[BEGIN DATA LISTING]
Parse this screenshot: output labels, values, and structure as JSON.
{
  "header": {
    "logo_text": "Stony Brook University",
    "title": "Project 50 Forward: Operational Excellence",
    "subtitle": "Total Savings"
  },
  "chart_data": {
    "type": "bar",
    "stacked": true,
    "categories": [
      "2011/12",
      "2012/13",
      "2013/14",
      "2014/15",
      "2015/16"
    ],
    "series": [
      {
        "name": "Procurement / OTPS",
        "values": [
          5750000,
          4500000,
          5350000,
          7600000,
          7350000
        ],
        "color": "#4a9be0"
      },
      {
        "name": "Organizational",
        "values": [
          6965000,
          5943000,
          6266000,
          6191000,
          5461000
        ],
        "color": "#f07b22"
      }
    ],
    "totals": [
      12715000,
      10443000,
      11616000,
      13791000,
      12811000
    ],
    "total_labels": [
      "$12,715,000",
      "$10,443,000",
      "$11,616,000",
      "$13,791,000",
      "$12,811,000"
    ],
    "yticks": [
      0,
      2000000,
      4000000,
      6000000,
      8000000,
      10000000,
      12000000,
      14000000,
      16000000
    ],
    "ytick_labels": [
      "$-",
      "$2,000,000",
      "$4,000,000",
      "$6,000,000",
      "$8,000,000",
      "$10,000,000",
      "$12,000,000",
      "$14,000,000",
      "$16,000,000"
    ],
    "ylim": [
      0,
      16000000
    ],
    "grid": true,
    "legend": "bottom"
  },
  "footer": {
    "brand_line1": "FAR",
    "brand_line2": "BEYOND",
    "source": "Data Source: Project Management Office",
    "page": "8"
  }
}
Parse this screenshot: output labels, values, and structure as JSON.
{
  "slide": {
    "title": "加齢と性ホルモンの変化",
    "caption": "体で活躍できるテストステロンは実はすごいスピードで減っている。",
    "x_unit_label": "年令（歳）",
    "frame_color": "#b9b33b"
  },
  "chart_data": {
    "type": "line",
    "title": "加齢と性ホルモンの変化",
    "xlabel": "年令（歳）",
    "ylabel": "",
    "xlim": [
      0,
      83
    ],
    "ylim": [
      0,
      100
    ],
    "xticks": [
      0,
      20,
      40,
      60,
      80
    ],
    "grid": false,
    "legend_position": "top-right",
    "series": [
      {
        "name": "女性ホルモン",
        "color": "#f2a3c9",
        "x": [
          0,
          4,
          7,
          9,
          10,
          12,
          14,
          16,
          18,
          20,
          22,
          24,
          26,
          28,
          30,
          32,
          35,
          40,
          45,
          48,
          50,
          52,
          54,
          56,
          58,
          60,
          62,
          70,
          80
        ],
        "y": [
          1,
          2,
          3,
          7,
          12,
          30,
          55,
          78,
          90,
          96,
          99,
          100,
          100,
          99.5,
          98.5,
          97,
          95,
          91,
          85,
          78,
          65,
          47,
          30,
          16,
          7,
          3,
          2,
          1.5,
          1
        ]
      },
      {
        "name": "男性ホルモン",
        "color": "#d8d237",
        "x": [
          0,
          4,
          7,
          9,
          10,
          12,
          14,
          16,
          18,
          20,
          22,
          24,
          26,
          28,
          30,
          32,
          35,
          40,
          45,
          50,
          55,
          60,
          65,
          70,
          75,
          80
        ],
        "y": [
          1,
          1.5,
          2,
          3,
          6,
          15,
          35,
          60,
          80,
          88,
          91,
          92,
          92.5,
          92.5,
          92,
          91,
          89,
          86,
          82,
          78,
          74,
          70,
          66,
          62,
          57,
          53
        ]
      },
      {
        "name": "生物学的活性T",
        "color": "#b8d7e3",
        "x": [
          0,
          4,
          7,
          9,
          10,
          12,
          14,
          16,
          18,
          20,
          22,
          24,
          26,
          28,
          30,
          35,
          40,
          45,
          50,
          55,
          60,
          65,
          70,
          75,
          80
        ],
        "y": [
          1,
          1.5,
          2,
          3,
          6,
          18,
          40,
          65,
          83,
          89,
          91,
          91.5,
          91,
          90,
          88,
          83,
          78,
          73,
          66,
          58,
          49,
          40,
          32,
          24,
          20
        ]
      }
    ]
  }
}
[END DATA LISTING]
— EXERCISE DIRECTIONS —
Reproduce every entry shown above, precisely as it stands.

— RESPONSE BELOW —
Parse this screenshot: output labels, values, and structure as JSON.
{
  "header": {
    "logo_text": "Stony Brook University",
    "title": "Project 50 Forward: Operational Excellence",
    "subtitle": "Total Savings"
  },
  "chart_data": {
    "type": "bar",
    "stacked": true,
    "categories": [
      "2011/12",
      "2012/13",
      "2013/14",
      "2014/15",
      "2015/16"
    ],
    "series": [
      {
        "name": "Procurement / OTPS",
        "values": [
          5750000,
          4500000,
          5350000,
          7600000,
          7350000
        ],
        "color": "#4a9be0"
      },
      {
        "name": "Organizational",
        "values": [
          6965000,
          5943000,
          6266000,
          6191000,
          5461000
        ],
        "color": "#f07b22"
      }
    ],
    "totals": [
      12715000,
      10443000,
      11616000,
      13791000,
      12811000
    ],
    "total_labels": [
      "$12,715,000",
      "$10,443,000",
      "$11,616,000",
      "$13,791,000",
      "$12,811,000"
    ],
    "yticks": [
      0,
      2000000,
      4000000,
      6000000,
      8000000,
      10000000,
      12000000,
      14000000,
      16000000
    ],
    "ytick_labels": [
      "$-",
      "$2,000,000",
      "$4,000,000",
      "$6,000,000",
      "$8,000,000",
      "$10,000,000",
      "$12,000,000",
      "$14,000,000",
      "$16,000,000"
    ],
    "ylim": [
      0,
      16000000
    ],
    "grid": true,
    "legend": "bottom"
  },
  "footer": {
    "brand_line1": "FAR",
    "brand_line2": "BEYOND",
    "source": "Data Source: Project Management Office",
    "page": "8"
  }
}
Parse this screenshot: output labels, values, and structure as JSON.
{
  "slide": {
    "title": "加齢と性ホルモンの変化",
    "caption": "体で活躍できるテストステロンは実はすごいスピードで減っている。",
    "x_unit_label": "年令（歳）",
    "frame_color": "#b9b33b"
  },
  "chart_data": {
    "type": "line",
    "title": "加齢と性ホルモンの変化",
    "xlabel": "年令（歳）",
    "ylabel": "",
    "xlim": [
      0,
      83
    ],
    "ylim": [
      0,
      100
    ],
    "xticks": [
      0,
      20,
      40,
      60,
      80
    ],
    "grid": false,
    "legend_position": "top-right",
    "series": [
      {
        "name": "女性ホルモン",
        "color": "#f2a3c9",
        "x": [
          0,
          4,
          7,
          9,
          10,
          12,
          14,
          16,
          18,
          20,
          22,
          24,
          26,
          28,
          30,
          32,
          35,
          40,
          45,
          48,
          50,
          52,
          54,
          56,
          58,
          60,
          62,
          70,
          80
        ],
        "y": [
          1,
          2,
          3,
          7,
          12,
          30,
          55,
          78,
          90,
          96,
          99,
          100,
          100,
          99.5,
          98.5,
          97,
          95,
          91,
          85,
          78,
          65,
          47,
          30,
          16,
          7,
          3,
          2,
          1.5,
          1
        ]
      },
      {
        "name": "男性ホルモン",
        "color": "#d8d237",
        "x": [
          0,
          4,
          7,
          9,
          10,
          12,
          14,
          16,
          18,
          20,
          22,
          24,
          26,
          28,
          30,
          32,
          35,
          40,
          45,
          50,
          55,
          60,
          65,
          70,
          75,
          80
        ],
        "y": [
          1,
          1.5,
          2,
          3,
          6,
          15,
          35,
          60,
          80,
          88,
          91,
          92,
          92.5,
          92.5,
          92,
          91,
          89,
          86,
          82,
          78,
          74,
          70,
          66,
          62,
          57,
          53
        ]
      },
      {
        "name": "生物学的活性T",
        "color": "#b8d7e3",
        "x": [
          0,
          4,
          7,
          9,
          10,
          12,
          14,
          16,
          18,
          20,
          22,
          24,
          26,
          28,
          30,
          35,
          40,
          45,
          50,
          55,
          60,
          65,
          70,
          75,
          80
        ],
        "y": [
          1,
          1.5,
          2,
          3,
          6,
          18,
          40,
          65,
          83,
          89,
          91,
          91.5,
          91,
          90,
          88,
          83,
          78,
          73,
          66,
          58,
          49,
          40,
          32,
          24,
          20
        ]
      }
    ]
  }
}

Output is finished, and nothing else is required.